#### Extrait du document
La question du logement fait des vagues en ce début de campagne électorale
Le 7 novembre 2008 par Jérôme Ringuet - Publié dans Marché immobilier |Des groupes de pression n’ont pas lésiné sur les moyens pour faire savoir aux candidats aux élections que le prochain gouvernement du Québec devra prendre des engagements clairs pour palier aux problèmes de logement.
Des représentants du Front d’action populaire en réaménagement urbain (FRAPRU) ont chahuté Jean Charest hier lors de son passage à la Chambre de commerce du Montréal métropolitain. Les manifestants ont reproché au Premier ministre d’avoir passé sous silence les problèmes qui sévissent actuellement au Québec en matière de logement.
########
* _Description de l'exercice_
Reproduisez intégralement, sans rien y changer, le texte ci-dessus sur la question du logement dans la campagne électorale.
#### Enregistrements extraits
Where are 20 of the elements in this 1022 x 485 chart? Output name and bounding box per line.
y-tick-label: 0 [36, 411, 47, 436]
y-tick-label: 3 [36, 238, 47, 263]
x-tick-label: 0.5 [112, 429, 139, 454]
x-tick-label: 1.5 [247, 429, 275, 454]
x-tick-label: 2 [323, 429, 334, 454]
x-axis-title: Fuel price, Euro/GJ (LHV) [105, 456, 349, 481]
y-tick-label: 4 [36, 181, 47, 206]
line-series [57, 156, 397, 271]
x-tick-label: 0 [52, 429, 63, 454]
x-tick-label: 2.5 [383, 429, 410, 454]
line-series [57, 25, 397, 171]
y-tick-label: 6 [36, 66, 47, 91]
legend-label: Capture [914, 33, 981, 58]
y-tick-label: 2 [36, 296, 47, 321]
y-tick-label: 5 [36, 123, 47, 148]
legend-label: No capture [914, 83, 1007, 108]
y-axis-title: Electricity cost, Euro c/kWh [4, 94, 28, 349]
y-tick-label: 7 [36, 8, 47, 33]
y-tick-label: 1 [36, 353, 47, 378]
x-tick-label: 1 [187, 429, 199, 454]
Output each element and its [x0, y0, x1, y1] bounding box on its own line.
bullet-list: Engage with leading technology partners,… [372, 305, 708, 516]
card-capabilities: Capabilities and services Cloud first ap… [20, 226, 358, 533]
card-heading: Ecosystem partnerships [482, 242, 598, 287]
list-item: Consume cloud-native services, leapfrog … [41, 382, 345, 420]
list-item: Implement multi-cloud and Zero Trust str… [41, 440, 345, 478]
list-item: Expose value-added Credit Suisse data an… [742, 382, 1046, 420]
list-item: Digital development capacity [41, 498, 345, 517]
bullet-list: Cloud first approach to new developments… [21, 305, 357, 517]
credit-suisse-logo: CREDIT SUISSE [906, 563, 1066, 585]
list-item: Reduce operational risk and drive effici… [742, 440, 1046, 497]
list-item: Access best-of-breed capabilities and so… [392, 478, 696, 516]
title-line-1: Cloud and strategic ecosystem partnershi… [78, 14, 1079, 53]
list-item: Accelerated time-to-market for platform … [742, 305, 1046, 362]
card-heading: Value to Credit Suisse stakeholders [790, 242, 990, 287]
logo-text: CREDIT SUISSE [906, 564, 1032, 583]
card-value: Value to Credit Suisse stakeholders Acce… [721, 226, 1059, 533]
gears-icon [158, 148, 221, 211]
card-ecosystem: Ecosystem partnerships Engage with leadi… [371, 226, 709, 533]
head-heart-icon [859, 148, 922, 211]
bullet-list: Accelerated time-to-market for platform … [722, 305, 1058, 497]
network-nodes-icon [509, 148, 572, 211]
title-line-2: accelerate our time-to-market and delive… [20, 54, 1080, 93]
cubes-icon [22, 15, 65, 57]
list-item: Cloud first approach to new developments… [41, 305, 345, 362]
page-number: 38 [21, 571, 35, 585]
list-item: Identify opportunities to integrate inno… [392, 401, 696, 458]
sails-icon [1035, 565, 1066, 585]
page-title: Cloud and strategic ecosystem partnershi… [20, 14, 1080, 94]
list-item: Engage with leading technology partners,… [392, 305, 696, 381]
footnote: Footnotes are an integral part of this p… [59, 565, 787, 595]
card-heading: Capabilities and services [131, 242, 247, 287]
########
* _Corrigé de l'exercice_
La question du logement fait des vagues en ce début de campagne électorale
Le 7 novembre 2008 par Jérôme Ringuet - Publié dans Marché immobilier |Des groupes de pression n’ont pas lésiné sur les moyens pour faire savoir aux candidats aux élections que le prochain gouvernement du Québec devra prendre des engagements clairs pour palier aux problèmes de logement.
Des représentants du Front d’action populaire en réaménagement urbain (FRAPRU) ont chahuté Jean Charest hier lors de son passage à la Chambre de commerce du Montréal métropolitain. Les manifestants ont reproché au Premier ministre d’avoir passé sous silence les problèmes qui sévissent actuellement au Québec en matière de logement.